── Data in this exercise ──
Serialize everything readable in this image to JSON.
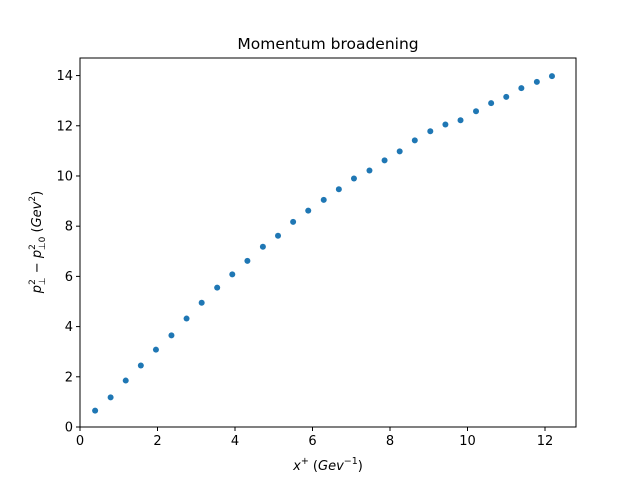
{
  "chart_data": {
    "type": "scatter",
    "title": "Momentum broadening",
    "xlabel": {
      "main": "x",
      "sup": "+",
      "unit_open": " (",
      "unit": "Gev",
      "unit_sup": "−1",
      "unit_close": ")"
    },
    "ylabel": {
      "p1": "p",
      "p1_sup": "2",
      "p1_sub": "⊥",
      "minus": " − ",
      "p2": "p",
      "p2_sup": "2",
      "p2_sub": "⊥0",
      "unit_open": " (",
      "unit": "Gev",
      "unit_sup": "2",
      "unit_close": ")"
    },
    "xlim": [
      0,
      12.8
    ],
    "ylim": [
      0,
      14.7
    ],
    "xticks": [
      0,
      2,
      4,
      6,
      8,
      10,
      12
    ],
    "yticks": [
      0,
      2,
      4,
      6,
      8,
      10,
      12,
      14
    ],
    "grid": false,
    "marker_color": "#1f77b4",
    "series": [
      {
        "x": [
          0.39,
          0.79,
          1.18,
          1.57,
          1.96,
          2.36,
          2.75,
          3.14,
          3.54,
          3.93,
          4.32,
          4.72,
          5.11,
          5.5,
          5.89,
          6.29,
          6.68,
          7.07,
          7.47,
          7.86,
          8.25,
          8.64,
          9.04,
          9.43,
          9.82,
          10.22,
          10.61,
          11.0,
          11.39,
          11.79,
          12.18
        ],
        "y": [
          0.65,
          1.18,
          1.85,
          2.45,
          3.08,
          3.65,
          4.32,
          4.95,
          5.55,
          6.08,
          6.62,
          7.18,
          7.62,
          8.17,
          8.62,
          9.05,
          9.47,
          9.9,
          10.22,
          10.62,
          10.98,
          11.42,
          11.78,
          12.05,
          12.22,
          12.58,
          12.9,
          13.15,
          13.5,
          13.75,
          13.98
        ]
      }
    ]
  }
}
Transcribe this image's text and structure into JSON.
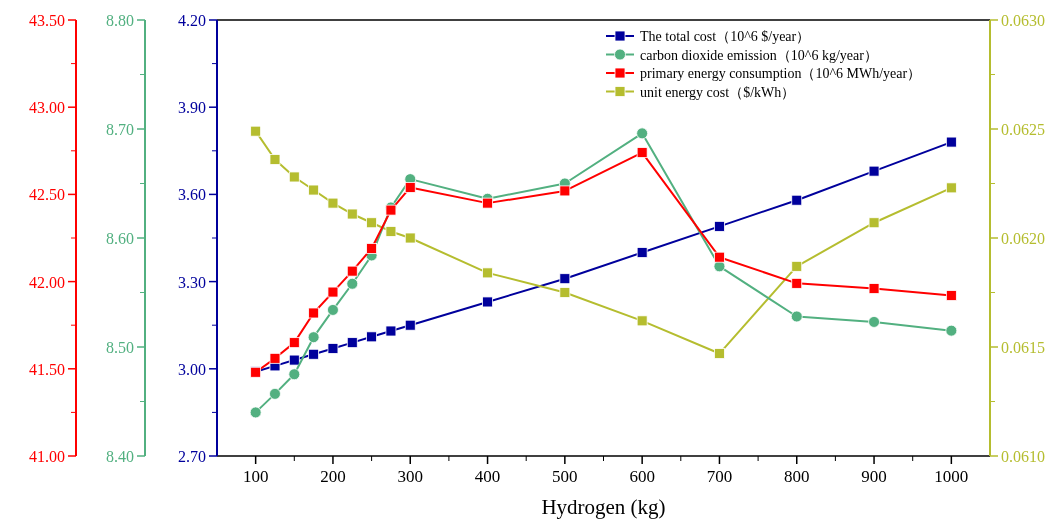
{
  "chart_data": [
    {
      "type": "line",
      "xlabel": "Hydrogen (kg)",
      "x": [
        100,
        125,
        150,
        175,
        200,
        225,
        250,
        275,
        300,
        400,
        500,
        600,
        700,
        800,
        900,
        1000
      ],
      "xlim": [
        50,
        1050
      ],
      "xticks": [
        100,
        200,
        300,
        400,
        500,
        600,
        700,
        800,
        900,
        1000
      ],
      "ylim": [
        2.7,
        4.2
      ],
      "yticks": [
        {
          "value": 2.7,
          "label": "2.70"
        },
        {
          "value": 3.0,
          "label": "3.00"
        },
        {
          "value": 3.3,
          "label": "3.30"
        },
        {
          "value": 3.6,
          "label": "3.60"
        },
        {
          "value": 3.9,
          "label": "3.90"
        },
        {
          "value": 4.2,
          "label": "4.20"
        }
      ],
      "y2lim": [
        0.061,
        0.063
      ],
      "y2ticks": [
        {
          "value": 0.061,
          "label": "0.0610"
        },
        {
          "value": 0.0615,
          "label": "0.0615"
        },
        {
          "value": 0.062,
          "label": "0.0620"
        },
        {
          "value": 0.0625,
          "label": "0.0625"
        },
        {
          "value": 0.063,
          "label": "0.0630"
        }
      ],
      "legend": "top right",
      "line_style": "solid",
      "series": [
        {
          "name": "The total cost（10^6 $/year）",
          "color": "#00009c",
          "marker": "square",
          "values": [
            2.99,
            3.01,
            3.03,
            3.05,
            3.07,
            3.09,
            3.11,
            3.13,
            3.15,
            3.23,
            3.31,
            3.4,
            3.49,
            3.58,
            3.68,
            3.78
          ]
        },
        {
          "name": "unit energy cost（$/kWh）",
          "color": "#b5bd2f",
          "marker": "square",
          "axis": "y2",
          "values": [
            0.06249,
            0.06236,
            0.06228,
            0.06222,
            0.06216,
            0.06211,
            0.06207,
            0.06203,
            0.062,
            0.06184,
            0.06175,
            0.06162,
            0.06147,
            0.06187,
            0.06207,
            0.06223
          ]
        }
      ]
    },
    {
      "type": "line",
      "x": [
        100,
        125,
        150,
        175,
        200,
        225,
        250,
        275,
        300,
        400,
        500,
        600,
        700,
        800,
        900,
        1000
      ],
      "xlim": [
        50,
        1050
      ],
      "tick_labels": "y",
      "ylim": [
        8.4,
        8.8
      ],
      "yticks": [
        {
          "value": 8.4,
          "label": "8.40"
        },
        {
          "value": 8.5,
          "label": "8.50"
        },
        {
          "value": 8.6,
          "label": "8.60"
        },
        {
          "value": 8.7,
          "label": "8.70"
        },
        {
          "value": 8.8,
          "label": "8.80"
        }
      ],
      "legend": "top right",
      "line_style": "solid",
      "series": [
        {
          "name": "carbon dioxide emission（10^6 kg/year）",
          "color": "#52b080",
          "marker": "circle",
          "values": [
            8.44,
            8.457,
            8.475,
            8.509,
            8.534,
            8.558,
            8.584,
            8.628,
            8.654,
            8.636,
            8.65,
            8.696,
            8.574,
            8.528,
            8.523,
            8.515
          ]
        }
      ]
    },
    {
      "type": "line",
      "x": [
        100,
        125,
        150,
        175,
        200,
        225,
        250,
        275,
        300,
        400,
        500,
        600,
        700,
        800,
        900,
        1000
      ],
      "xlim": [
        50,
        1050
      ],
      "tick_labels": "y",
      "ylim": [
        41.0,
        43.5
      ],
      "yticks": [
        {
          "value": 41.0,
          "label": "41.00"
        },
        {
          "value": 41.5,
          "label": "41.50"
        },
        {
          "value": 42.0,
          "label": "42.00"
        },
        {
          "value": 42.5,
          "label": "42.50"
        },
        {
          "value": 43.0,
          "label": "43.00"
        },
        {
          "value": 43.5,
          "label": "43.50"
        }
      ],
      "legend": "top right",
      "line_style": "solid",
      "series": [
        {
          "name": "primary energy consumption（10^6 MWh/year）",
          "color": "#ff0000",
          "marker": "square",
          "values": [
            41.48,
            41.56,
            41.65,
            41.82,
            41.94,
            42.06,
            42.19,
            42.41,
            42.54,
            42.45,
            42.52,
            42.74,
            42.14,
            41.99,
            41.96,
            41.92
          ]
        }
      ]
    }
  ]
}
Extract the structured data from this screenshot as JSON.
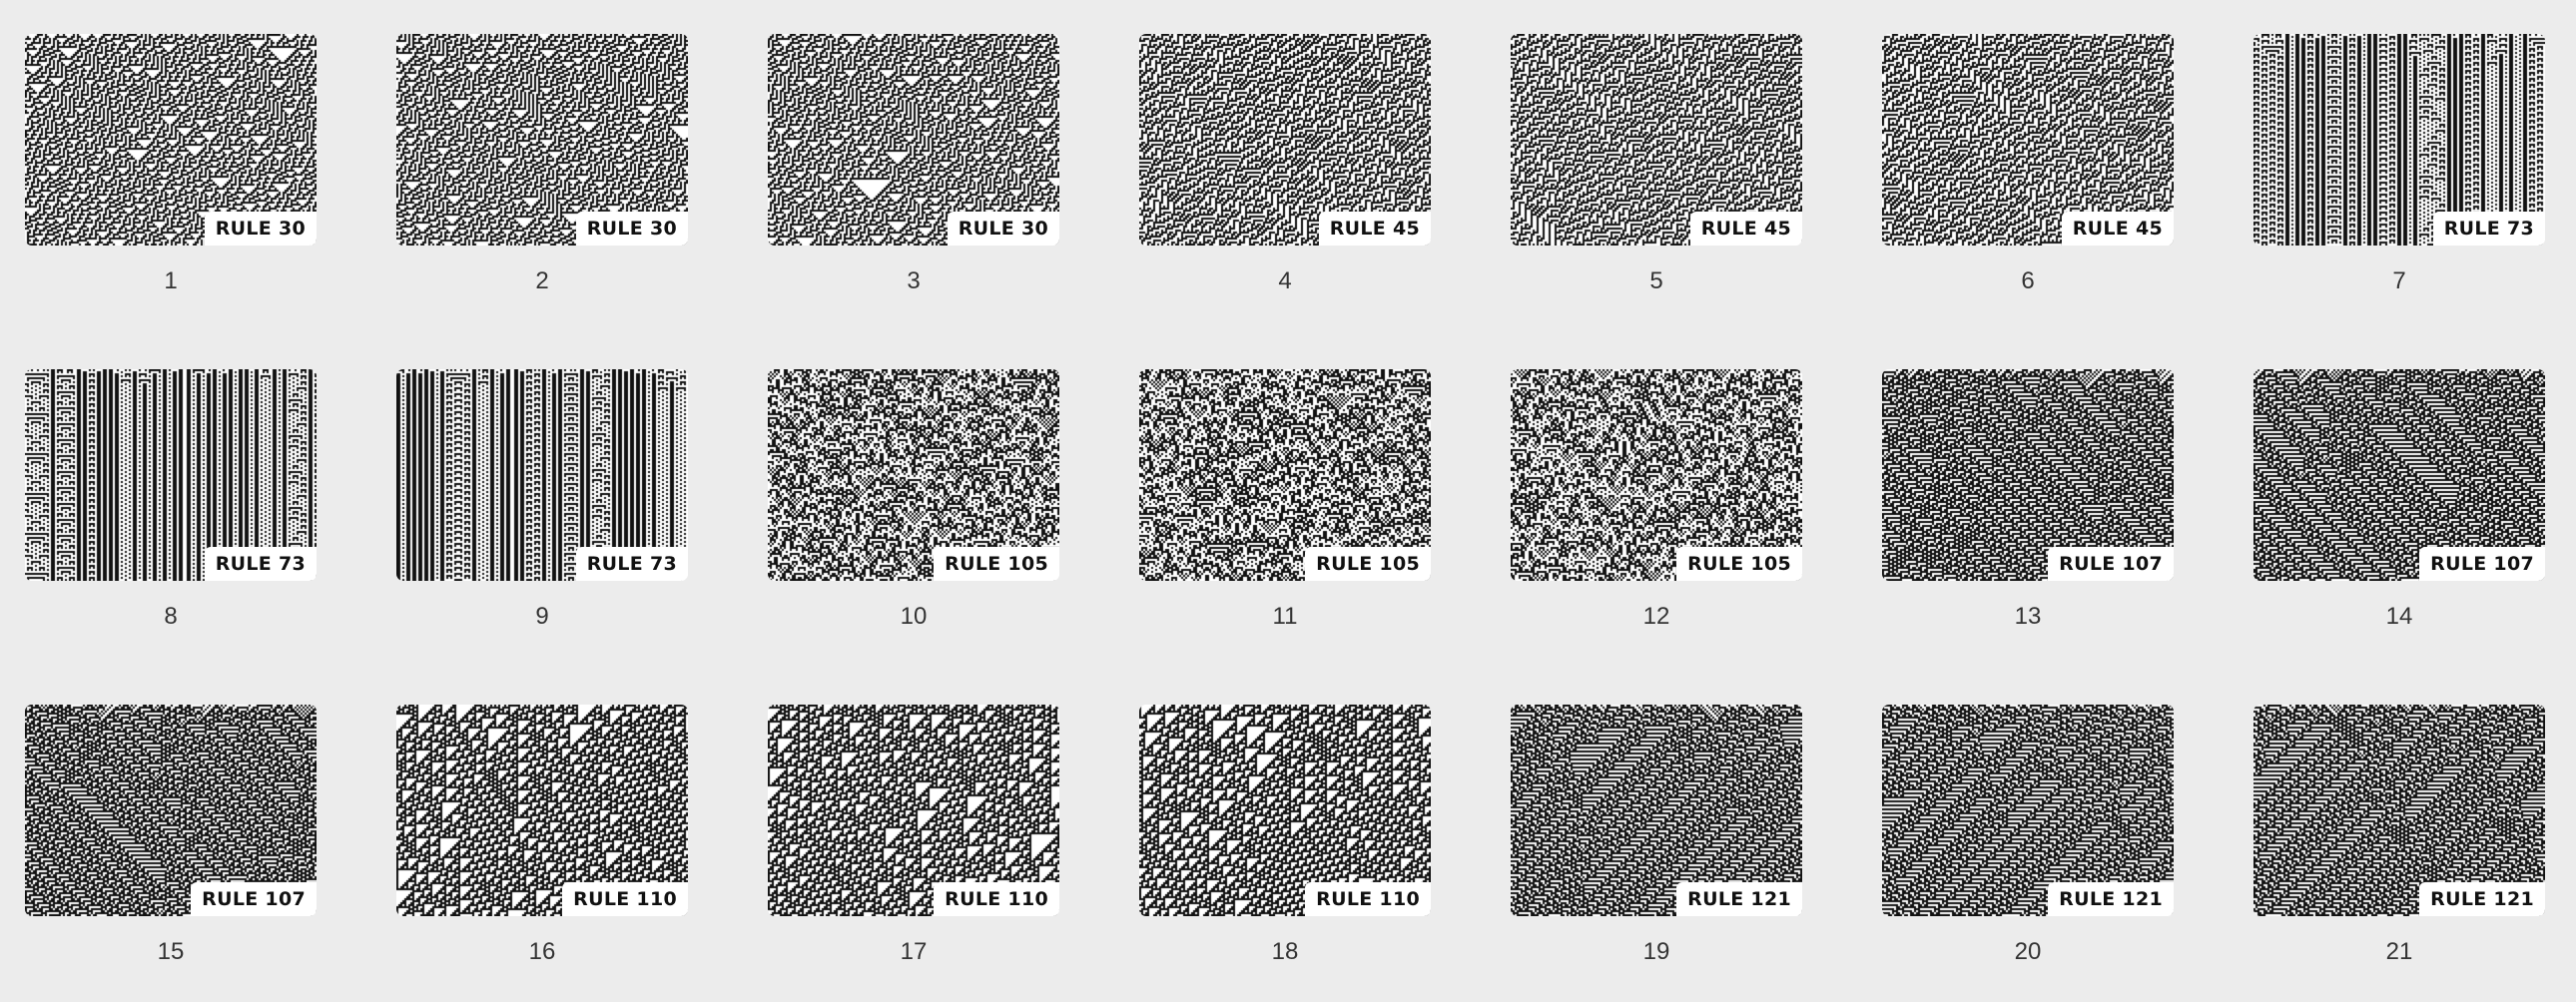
{
  "gallery": {
    "items": [
      {
        "index": "1",
        "label": "RULE 30",
        "rule": 30
      },
      {
        "index": "2",
        "label": "RULE 30",
        "rule": 30
      },
      {
        "index": "3",
        "label": "RULE 30",
        "rule": 30
      },
      {
        "index": "4",
        "label": "RULE 45",
        "rule": 45
      },
      {
        "index": "5",
        "label": "RULE 45",
        "rule": 45
      },
      {
        "index": "6",
        "label": "RULE 45",
        "rule": 45
      },
      {
        "index": "7",
        "label": "RULE 73",
        "rule": 73
      },
      {
        "index": "8",
        "label": "RULE 73",
        "rule": 73
      },
      {
        "index": "9",
        "label": "RULE 73",
        "rule": 73
      },
      {
        "index": "10",
        "label": "RULE 105",
        "rule": 105
      },
      {
        "index": "11",
        "label": "RULE 105",
        "rule": 105
      },
      {
        "index": "12",
        "label": "RULE 105",
        "rule": 105
      },
      {
        "index": "13",
        "label": "RULE 107",
        "rule": 107
      },
      {
        "index": "14",
        "label": "RULE 107",
        "rule": 107
      },
      {
        "index": "15",
        "label": "RULE 107",
        "rule": 107
      },
      {
        "index": "16",
        "label": "RULE 110",
        "rule": 110
      },
      {
        "index": "17",
        "label": "RULE 110",
        "rule": 110
      },
      {
        "index": "18",
        "label": "RULE 110",
        "rule": 110
      },
      {
        "index": "19",
        "label": "RULE 121",
        "rule": 121
      },
      {
        "index": "20",
        "label": "RULE 121",
        "rule": 121
      },
      {
        "index": "21",
        "label": "RULE 121",
        "rule": 121
      }
    ]
  },
  "colors": {
    "background": "#ececec",
    "cell_on": "#111111",
    "cell_off": "#ffffff",
    "badge_bg": "#ffffff",
    "caption": "#333333"
  }
}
───
*Work required:* Among the entries above, how many lines hold the string "year"? Give the number by itself.

*Answer to the task:* 3